# Passage:

LanX has asked for the wisdom of the Perl Monks concerning the following question:

Hi

( DISCLAIMER this is a theoretical question about pure regexes, I know how to solve this in Perl, it's a follow up to this thread)

I'm banging my head at this problem, how do I match strings where at least one character happens exactly once, with a pure regex?

(i.e. without additional Perl code, especially embedded one, and without manipulating the input)

Finding all characters which aren't repeated afterwards is easy with a lookahead assertion

DB<200> p bab DB<200> x / (.) (?! .* \1 ) /gx 0 'a' 1 'b'

but combining with a lookbehind fails, b/c variable length is not permitted

DB<211> x / (.) (?<! \1 .* ) /gx Variable length lookbehind not implemented in regex m/ (.) (?<! \1 .* +) / at (eval 261)[C:/Perl_64/lib/perl5db.pl:646] l ine 2.

(actually already using the backreference \1 fails, since the placeholder has variable length)

So it boils down to the question:

  • How can I match all characters which appear for the first time?

All workarounds I found so far only work with ugly cheats, like hardcoding all cases for a fixed length string only.

I think it might be possible with recursive regexes and relative backreferences, but still ...

Cheers Rolf
(addicted to the Perl Programming Language and ☆☆☆☆ :)
Je suis Charlie!

Replies are listed 'Best First'.
Re: Regex: matching character which happens exactly once
by haukex (Abbot) on Oct 21, 2017 at 17:34 UTC

    Just to make sure I understand the question, you're looking for a regex that does the equivalent of the following regex, but without (?{ }) or (??{ })? (Anything else that's not allowed?) Personally, I don't find this particular (??{ }) construct too terrible...

    I played around a bit with recursion but then I was banging my head against the string 'abacbc', now I have to stop for today.

    use warnings; use strict; use Algorithm::Combinatorics 'variations_with_repetition'; use Test::More; my $re = qr{ \A ( .* ) ( (??{ length $1 ? "[^".quotemeta($1)."]" : "." }) ) ( (?: (?! \2 ) . )* ) \z }msx; for my $len (1..7) { my $iter = variations_with_repetition([qw/a b c/], $len); while ( my $c = $iter->next ) { my $str = join '', @$c; my $exp = do { my %h; $h{$_}++ for @$c; my %r = reverse %h; exists $r{1} }; is $str=~$re, $exp, $str.($exp?' =~':' !~').' re' or diag explain [ \%-, map [ $-[$_], eval "\$$_", $+[$_] ], 1..@+ ]; } } done_testing;

    Update: A bit of research on variable-width lookbehind: Why is variable length lookahead implemented while lookbehind is not?, Re: perl regexp question excluding strings, Not-really variable length lookbehind

      > Just to make sure I understand the question, you're looking for a regex that does the equivalent of the following regex,

      Yes, even without testing this looks right, your embedded Perl excludes all former characters in a character class.*

      > Personally, I don't find this particular (??{ }) construct too terrible...

      It's a theoretical question, I wouldn't use a regex anyway. It's about exploring the limits.

      > but without (?{ }) or (??{ })? (Anything else that's not allowed?) 

      Basically yes.

      The less cheating the better, ie a portable solution would be perfect. (Bigly doubt)

      Using implementation details or experimental features less so. (Sad )

# Given problem 1:
Translate this sentence from the Perl Monks thread into Spanish: "All workarounds I found so far only work with ugly cheats, like hardcoding all cases for a fixed length string only."
# Given problem 2:
Echo the Perl Monks thread word for word, from "I'm banging my" to "manipulating the input)".
The records are separate material, unconnected to the Perl Monks thread.

(Records of where elements appear)
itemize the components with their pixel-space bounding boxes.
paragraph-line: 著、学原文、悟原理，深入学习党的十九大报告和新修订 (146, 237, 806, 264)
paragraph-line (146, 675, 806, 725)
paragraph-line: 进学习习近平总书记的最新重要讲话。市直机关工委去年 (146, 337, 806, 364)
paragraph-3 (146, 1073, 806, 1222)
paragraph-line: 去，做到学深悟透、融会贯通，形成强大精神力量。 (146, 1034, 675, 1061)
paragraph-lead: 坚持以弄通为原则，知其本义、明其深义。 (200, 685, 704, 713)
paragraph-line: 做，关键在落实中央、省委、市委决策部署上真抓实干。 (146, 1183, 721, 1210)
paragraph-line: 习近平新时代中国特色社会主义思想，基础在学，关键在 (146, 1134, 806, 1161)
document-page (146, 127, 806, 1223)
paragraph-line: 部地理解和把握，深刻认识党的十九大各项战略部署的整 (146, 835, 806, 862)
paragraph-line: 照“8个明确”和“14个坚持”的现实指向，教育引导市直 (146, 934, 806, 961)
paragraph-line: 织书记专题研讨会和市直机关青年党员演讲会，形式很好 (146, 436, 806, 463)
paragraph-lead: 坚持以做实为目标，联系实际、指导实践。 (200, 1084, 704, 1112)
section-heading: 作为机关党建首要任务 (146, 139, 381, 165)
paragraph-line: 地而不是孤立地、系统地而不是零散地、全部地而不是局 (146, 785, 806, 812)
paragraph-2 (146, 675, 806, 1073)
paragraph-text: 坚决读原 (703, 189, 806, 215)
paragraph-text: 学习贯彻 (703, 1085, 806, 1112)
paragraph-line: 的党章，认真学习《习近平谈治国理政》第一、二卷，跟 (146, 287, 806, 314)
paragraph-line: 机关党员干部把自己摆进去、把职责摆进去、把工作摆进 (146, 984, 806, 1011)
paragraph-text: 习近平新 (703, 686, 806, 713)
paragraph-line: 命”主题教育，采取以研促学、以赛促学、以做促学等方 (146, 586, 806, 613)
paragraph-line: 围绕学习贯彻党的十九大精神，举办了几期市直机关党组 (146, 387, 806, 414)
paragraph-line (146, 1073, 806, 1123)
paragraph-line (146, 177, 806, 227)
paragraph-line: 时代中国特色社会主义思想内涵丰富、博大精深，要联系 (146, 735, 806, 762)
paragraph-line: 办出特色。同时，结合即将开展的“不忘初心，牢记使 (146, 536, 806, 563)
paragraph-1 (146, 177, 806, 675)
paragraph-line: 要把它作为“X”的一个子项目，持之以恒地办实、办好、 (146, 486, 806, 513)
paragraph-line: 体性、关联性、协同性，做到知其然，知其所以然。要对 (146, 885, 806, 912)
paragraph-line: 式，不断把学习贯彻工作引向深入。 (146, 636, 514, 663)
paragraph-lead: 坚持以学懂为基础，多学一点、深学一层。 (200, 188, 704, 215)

# Written response 1:
Todas las soluciones alternativas que he encontrado hasta ahora solo funcionan con trampas feas, como codificar de forma fija todos los casos solo para una cadena de longitud fija.

# Written response 2:
I'm banging my head at this problem, how do I match strings where at least one character happens exactly once, with a pure regex?

(i.e. without additional Perl code, especially embedded one, and without manipulating the input)